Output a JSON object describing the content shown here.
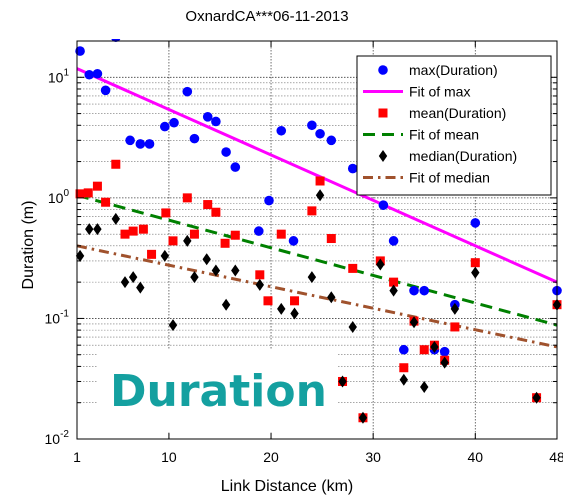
{
  "chart_data": {
    "type": "scatter",
    "title": "OxnardCA***06-11-2013",
    "xlabel": "Link Distance (km)",
    "ylabel": "Duration (m)",
    "xlim": [
      1,
      48
    ],
    "ylim": [
      0.01,
      20
    ],
    "yscale": "log",
    "grid": "y-major-minor",
    "legend_position": "top-right",
    "x_ticks": [
      {
        "value": 1,
        "label": "1"
      },
      {
        "value": 10,
        "label": "10"
      },
      {
        "value": 20,
        "label": "20"
      },
      {
        "value": 30,
        "label": "30"
      },
      {
        "value": 40,
        "label": "40"
      },
      {
        "value": 48,
        "label": "48"
      }
    ],
    "y_ticks": [
      {
        "value": 0.01,
        "base": "10",
        "exp": "-2"
      },
      {
        "value": 0.1,
        "base": "10",
        "exp": "-1"
      },
      {
        "value": 1,
        "base": "10",
        "exp": "0"
      },
      {
        "value": 10,
        "base": "10",
        "exp": "1"
      }
    ],
    "series": [
      {
        "name": "max(Duration)",
        "kind": "points",
        "marker": "circle",
        "color": "#0000ff",
        "points": [
          [
            1.3,
            16.5
          ],
          [
            2.2,
            10.5
          ],
          [
            3.0,
            10.7
          ],
          [
            3.8,
            7.8
          ],
          [
            4.8,
            21.5
          ],
          [
            6.2,
            3.0
          ],
          [
            7.2,
            2.8
          ],
          [
            8.1,
            2.8
          ],
          [
            9.6,
            3.9
          ],
          [
            10.5,
            4.2
          ],
          [
            11.8,
            7.6
          ],
          [
            12.5,
            3.1
          ],
          [
            13.8,
            4.7
          ],
          [
            14.6,
            4.3
          ],
          [
            15.6,
            2.4
          ],
          [
            16.5,
            1.8
          ],
          [
            18.8,
            0.53
          ],
          [
            19.8,
            0.95
          ],
          [
            21.0,
            3.6
          ],
          [
            22.2,
            0.44
          ],
          [
            24.0,
            4.0
          ],
          [
            24.8,
            3.4
          ],
          [
            25.9,
            3.0
          ],
          [
            28.0,
            1.75
          ],
          [
            31.0,
            0.87
          ],
          [
            32.0,
            0.44
          ],
          [
            33.0,
            0.055
          ],
          [
            34.0,
            0.17
          ],
          [
            35.0,
            0.17
          ],
          [
            36.0,
            0.055
          ],
          [
            37.0,
            0.053
          ],
          [
            38.0,
            0.13
          ],
          [
            40.0,
            0.62
          ],
          [
            48.0,
            0.17
          ]
        ]
      },
      {
        "name": "Fit of max",
        "kind": "fit",
        "style": "solid",
        "color": "#ff00ff",
        "from": [
          1,
          11.8
        ],
        "to": [
          48,
          0.2
        ]
      },
      {
        "name": "mean(Duration)",
        "kind": "points",
        "marker": "square",
        "color": "#ff0000",
        "points": [
          [
            1.3,
            1.08
          ],
          [
            2.1,
            1.1
          ],
          [
            3.0,
            1.25
          ],
          [
            3.8,
            0.92
          ],
          [
            4.8,
            1.9
          ],
          [
            5.7,
            0.5
          ],
          [
            6.5,
            0.53
          ],
          [
            7.5,
            0.55
          ],
          [
            8.3,
            0.34
          ],
          [
            9.7,
            0.75
          ],
          [
            10.4,
            0.44
          ],
          [
            11.8,
            1.0
          ],
          [
            12.5,
            0.5
          ],
          [
            13.8,
            0.88
          ],
          [
            14.6,
            0.76
          ],
          [
            15.5,
            0.42
          ],
          [
            16.5,
            0.49
          ],
          [
            18.9,
            0.23
          ],
          [
            19.7,
            0.14
          ],
          [
            21.0,
            0.5
          ],
          [
            22.3,
            0.14
          ],
          [
            24.0,
            0.78
          ],
          [
            24.8,
            1.38
          ],
          [
            25.9,
            0.46
          ],
          [
            27.0,
            0.03
          ],
          [
            28.0,
            0.26
          ],
          [
            29.0,
            0.015
          ],
          [
            30.7,
            0.3
          ],
          [
            32.0,
            0.2
          ],
          [
            33.0,
            0.039
          ],
          [
            34.0,
            0.095
          ],
          [
            35.0,
            0.055
          ],
          [
            36.0,
            0.06
          ],
          [
            37.0,
            0.045
          ],
          [
            38.0,
            0.085
          ],
          [
            40.0,
            0.29
          ],
          [
            46.0,
            0.022
          ],
          [
            48.0,
            0.13
          ]
        ]
      },
      {
        "name": "Fit of mean",
        "kind": "fit",
        "style": "dashed",
        "color": "#008000",
        "from": [
          1,
          1.05
        ],
        "to": [
          48,
          0.088
        ]
      },
      {
        "name": "median(Duration)",
        "kind": "points",
        "marker": "diamond",
        "color": "#000000",
        "points": [
          [
            1.3,
            0.33
          ],
          [
            2.2,
            0.55
          ],
          [
            3.0,
            0.55
          ],
          [
            4.8,
            0.67
          ],
          [
            5.7,
            0.2
          ],
          [
            6.5,
            0.22
          ],
          [
            7.2,
            0.18
          ],
          [
            9.6,
            0.33
          ],
          [
            10.4,
            0.088
          ],
          [
            11.8,
            0.44
          ],
          [
            12.5,
            0.22
          ],
          [
            13.7,
            0.31
          ],
          [
            14.6,
            0.25
          ],
          [
            15.6,
            0.13
          ],
          [
            16.5,
            0.25
          ],
          [
            18.9,
            0.19
          ],
          [
            21.0,
            0.12
          ],
          [
            22.3,
            0.11
          ],
          [
            24.0,
            0.22
          ],
          [
            24.8,
            1.05
          ],
          [
            25.9,
            0.15
          ],
          [
            27.0,
            0.03
          ],
          [
            28.0,
            0.085
          ],
          [
            29.0,
            0.015
          ],
          [
            30.7,
            0.28
          ],
          [
            32.0,
            0.17
          ],
          [
            33.0,
            0.031
          ],
          [
            34.0,
            0.093
          ],
          [
            35.0,
            0.027
          ],
          [
            36.0,
            0.058
          ],
          [
            37.0,
            0.043
          ],
          [
            38.0,
            0.12
          ],
          [
            40.0,
            0.24
          ],
          [
            46.0,
            0.022
          ],
          [
            48.0,
            0.13
          ]
        ]
      },
      {
        "name": "Fit of median",
        "kind": "fit",
        "style": "dashdot",
        "color": "#a0522d",
        "from": [
          1,
          0.4
        ],
        "to": [
          48,
          0.058
        ]
      }
    ],
    "annotations": [
      {
        "text": "Duration",
        "color": "#14a0a0"
      }
    ]
  }
}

▶ **What the task asks**
Where a line above contains the string "value", copy that line.

▶ **Answer to the exercise**
        "value": 1,
        "value": 10,
        "value": 20,
        "value": 30,
        "value": 40,
        "value": 48,
        "value": 0.01,
        "value": 0.1,
        "value": 1,
        "value": 10,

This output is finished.